Dataset entries:
((
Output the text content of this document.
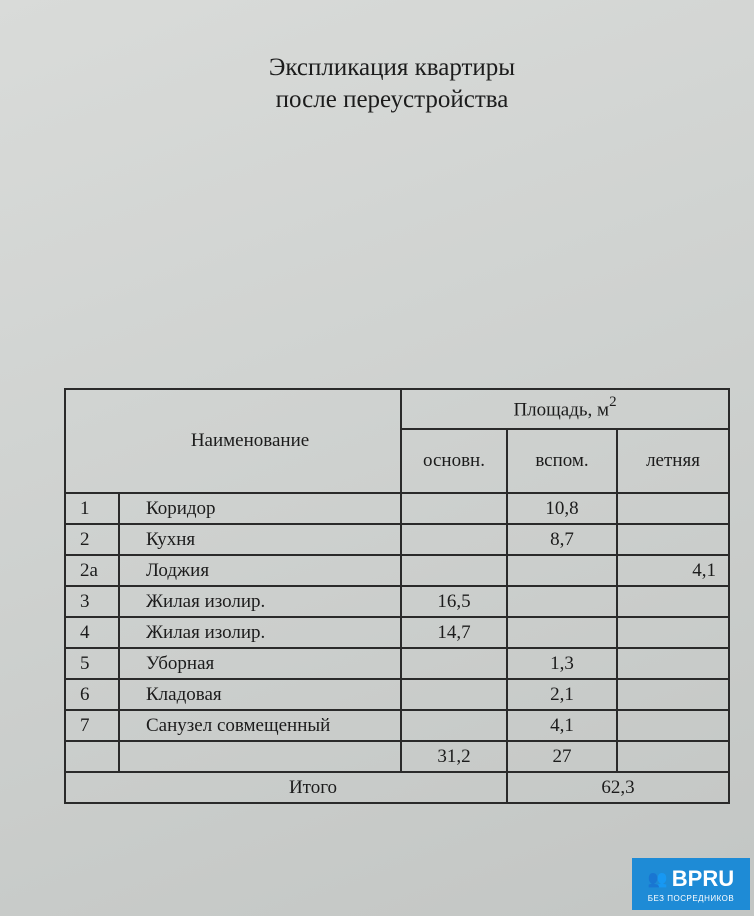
Экспликация квартиры
после переустройства
Наименование		Площадь, $м^2$
		основн.	вспом.	летняя
1	Коридор		10,8	
2	Кухня		8,7	
2а	Лоджия			4,1
3	Жилая изолир.	16,5		
4	Жилая изолир.	14,7		
5	Уборная		1,3	
6	Кладовая		2,1	
7	Санузел совмещенный		4,1	
		31,2	27	
Итого			62,3	
👥 BPRU
БЕЗ ПОСРЕДНИКОВ
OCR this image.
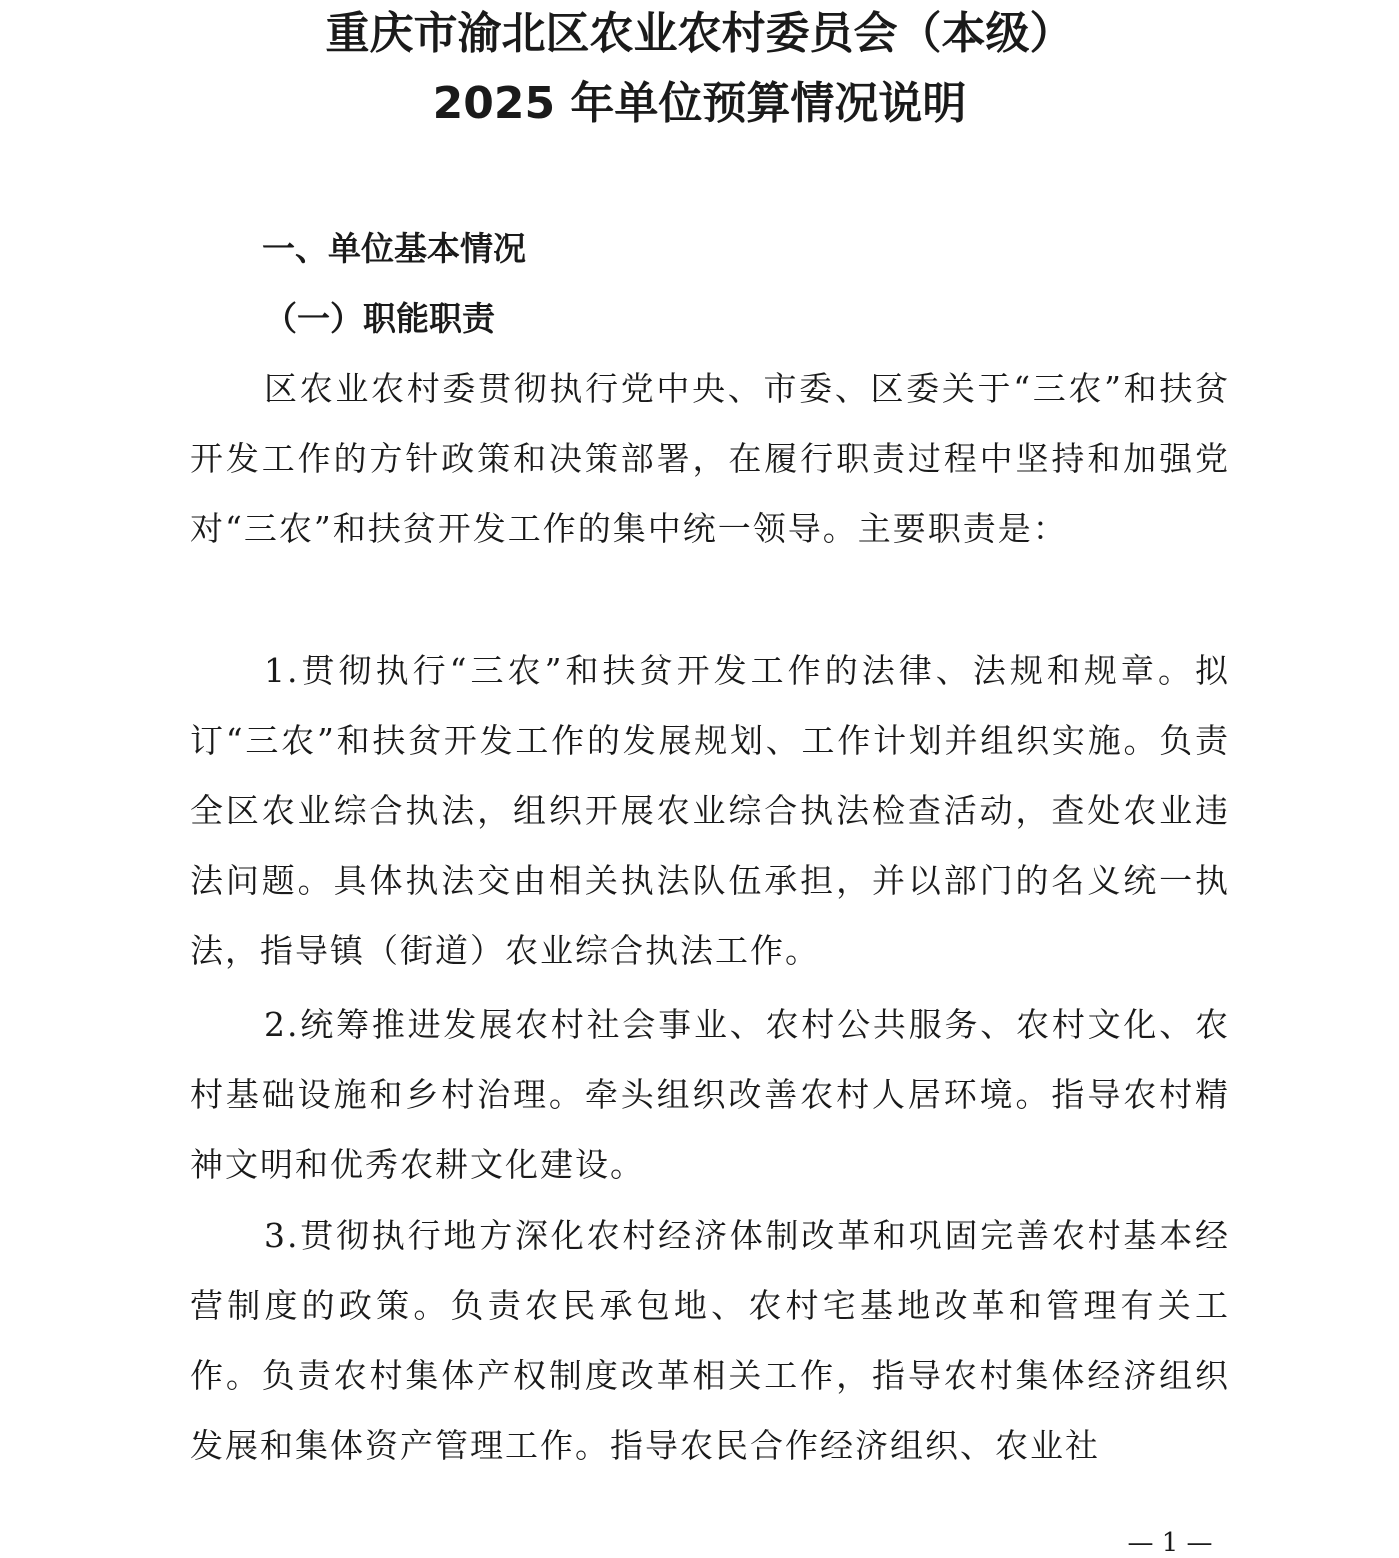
重庆市渝北区农业农村委员会（本级）
2025 年单位预算情况说明
一、单位基本情况
（一）职能职责

区农业农村委贯彻执行党中央、市委、区委关于“三农”和扶贫开发工作的方针政策和决策部署，在履行职责过程中坚持和加强党对“三农”和扶贫开发工作的集中统一领导。主要职责是：

1.贯彻执行“三农”和扶贫开发工作的法律、法规和规章。拟订“三农”和扶贫开发工作的发展规划、工作计划并组织实施。负责全区农业综合执法，组织开展农业综合执法检查活动，查处农业违法问题。具体执法交由相关执法队伍承担，并以部门的名义统一执法，指导镇（街道）农业综合执法工作。

2.统筹推进发展农村社会事业、农村公共服务、农村文化、农村基础设施和乡村治理。牵头组织改善农村人居环境。指导农村精神文明和优秀农耕文化建设。

3.贯彻执行地方深化农村经济体制改革和巩固完善农村基本经营制度的政策。负责农民承包地、农村宅基地改革和管理有关工作。负责农村集体产权制度改革相关工作，指导农村集体经济组织发展和集体资产管理工作。指导农民合作经济组织、农业社

— 1 —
))
Instructions for the task: Each line in the entries above that includes the string "this" should be extracted.

Output:
Output the text content of this document.
OCR this image.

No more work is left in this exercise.